• _Stated exercise_
Set the listing down unchanged, minus every embedded image.

• _Listed records_
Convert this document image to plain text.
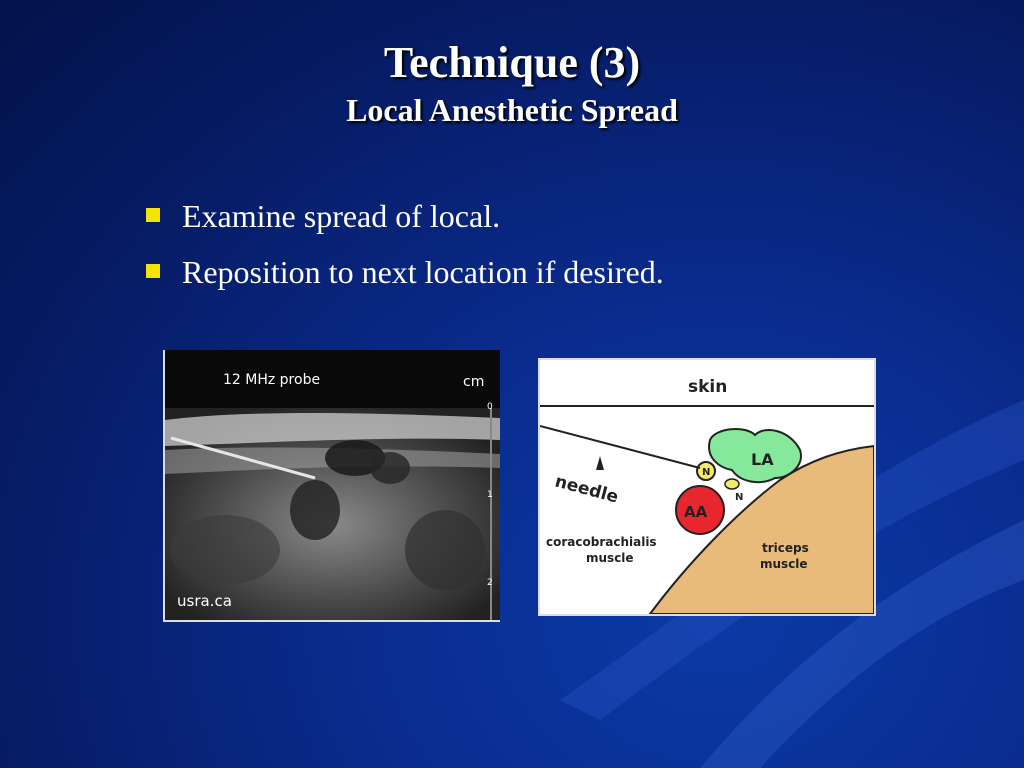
Technique (3)
Local Anesthetic Spread
Examine spread of local.
Reposition to next location if desired.
12 MHz probe	cm
0
1
2
usra.ca
skin
needle
LA
AA
N
N
coracobrachialis
muscle
triceps
muscle
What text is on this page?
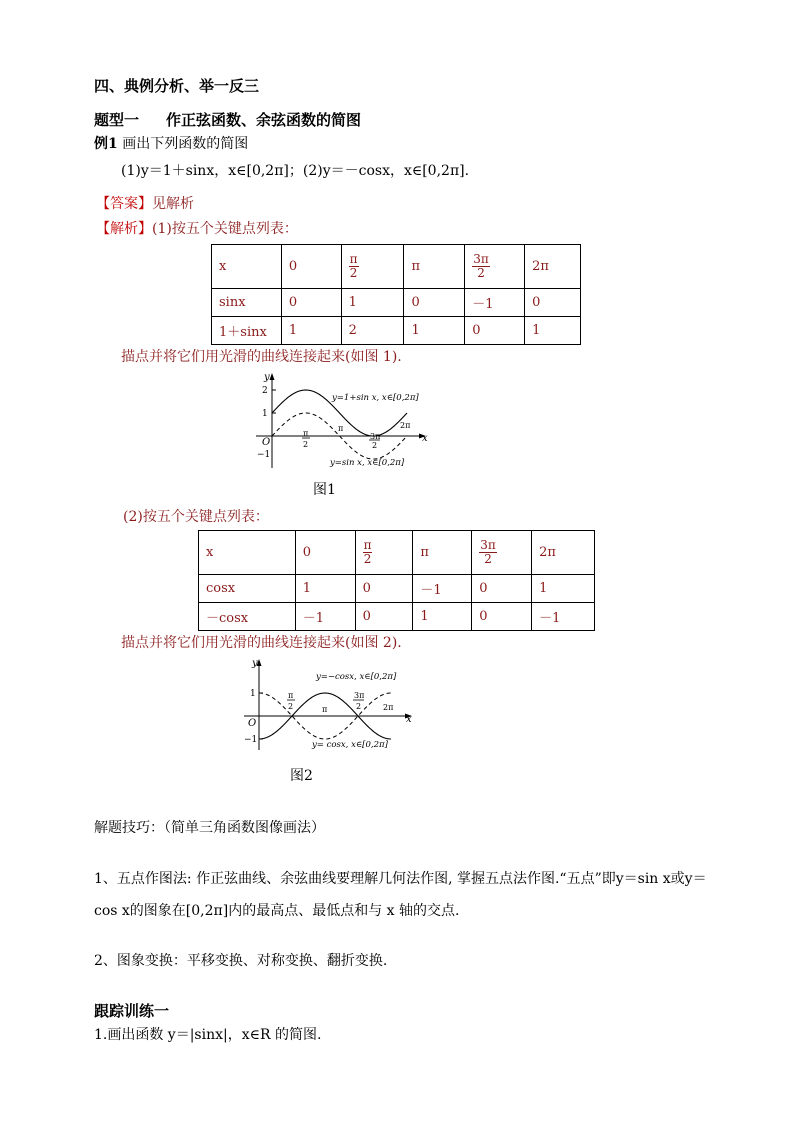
四、典例分析、举一反三
题型一 作正弦函数、余弦函数的简图
例1 画出下列函数的简图
(1)y＝1＋sinx，x∈[0,2π]；(2)y＝－cosx，x∈[0,2π].
【答案】见解析
【解析】(1)按五个关键点列表：
x	0	$\frac{\pi}{2}$	π	$\frac{3\pi}{2}$	2π
sinx	0	1	0	－1	0
1＋sinx	1	2	1	0	1
描点并将它们用光滑的曲线连接起来(如图 1).
y
x
O
2
1
−1
π
2
π
3π
2
2π
y=1+sin x, x∈[0,2π]
y=sin x, x∈[0,2π]
图1
(2)按五个关键点列表：
x	0	$\frac{\pi}{2}$	π	$\frac{3\pi}{2}$	2π
cosx	1	0	－1	0	1
－cosx	－1	0	1	0	－1
描点并将它们用光滑的曲线连接起来(如图 2).
y
x
O
1
−1
π
2	π
3π
2	2π
y=−cosx, x∈[0,2π]
y= cosx, x∈[0,2π]
图2
解题技巧：（简单三角函数图像画法）
1、五点作图法: 作正弦曲线、余弦曲线要理解几何法作图, 掌握五点法作图.“五点”即y＝sin x或y＝
cos x的图象在[0,2π]内的最高点、最低点和与 x 轴的交点.
2、图象变换：平移变换、对称变换、翻折变换.
跟踪训练一
1.画出函数 y＝|sinx|，x∈R 的简图.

• _Task answer_
Convert this document image to plain text.
Technique (3)
Local Anesthetic Spread
Examine spread of local.
Reposition to next location if desired.
12 MHz probe	cm
0
1
2
usra.ca
skin
needle
LA
AA
N
N
coracobrachialis
muscle
triceps
muscle
What text is on this page?
四、典例分析、举一反三
题型一 作正弦函数、余弦函数的简图
例1 画出下列函数的简图
(1)y＝1＋sinx，x∈[0,2π]；(2)y＝－cosx，x∈[0,2π].
【答案】见解析
【解析】(1)按五个关键点列表：
x	0	$\frac{\pi}{2}$	π	$\frac{3\pi}{2}$	2π
sinx	0	1	0	－1	0
1＋sinx	1	2	1	0	1
描点并将它们用光滑的曲线连接起来(如图 1).
y
x
O
2
1
−1
π
2
π
3π
2
2π
y=1+sin x, x∈[0,2π]
y=sin x, x∈[0,2π]
图1
(2)按五个关键点列表：
x	0	$\frac{\pi}{2}$	π	$\frac{3\pi}{2}$	2π
cosx	1	0	－1	0	1
－cosx	－1	0	1	0	－1
描点并将它们用光滑的曲线连接起来(如图 2).
y
x
O
1
−1
π
2	π
3π
2	2π
y=−cosx, x∈[0,2π]
y= cosx, x∈[0,2π]
图2
解题技巧：（简单三角函数图像画法）
1、五点作图法: 作正弦曲线、余弦曲线要理解几何法作图, 掌握五点法作图.“五点”即y＝sin x或y＝
cos x的图象在[0,2π]内的最高点、最低点和与 x 轴的交点.
2、图象变换：平移变换、对称变换、翻折变换.
跟踪训练一
1.画出函数 y＝|sinx|，x∈R 的简图.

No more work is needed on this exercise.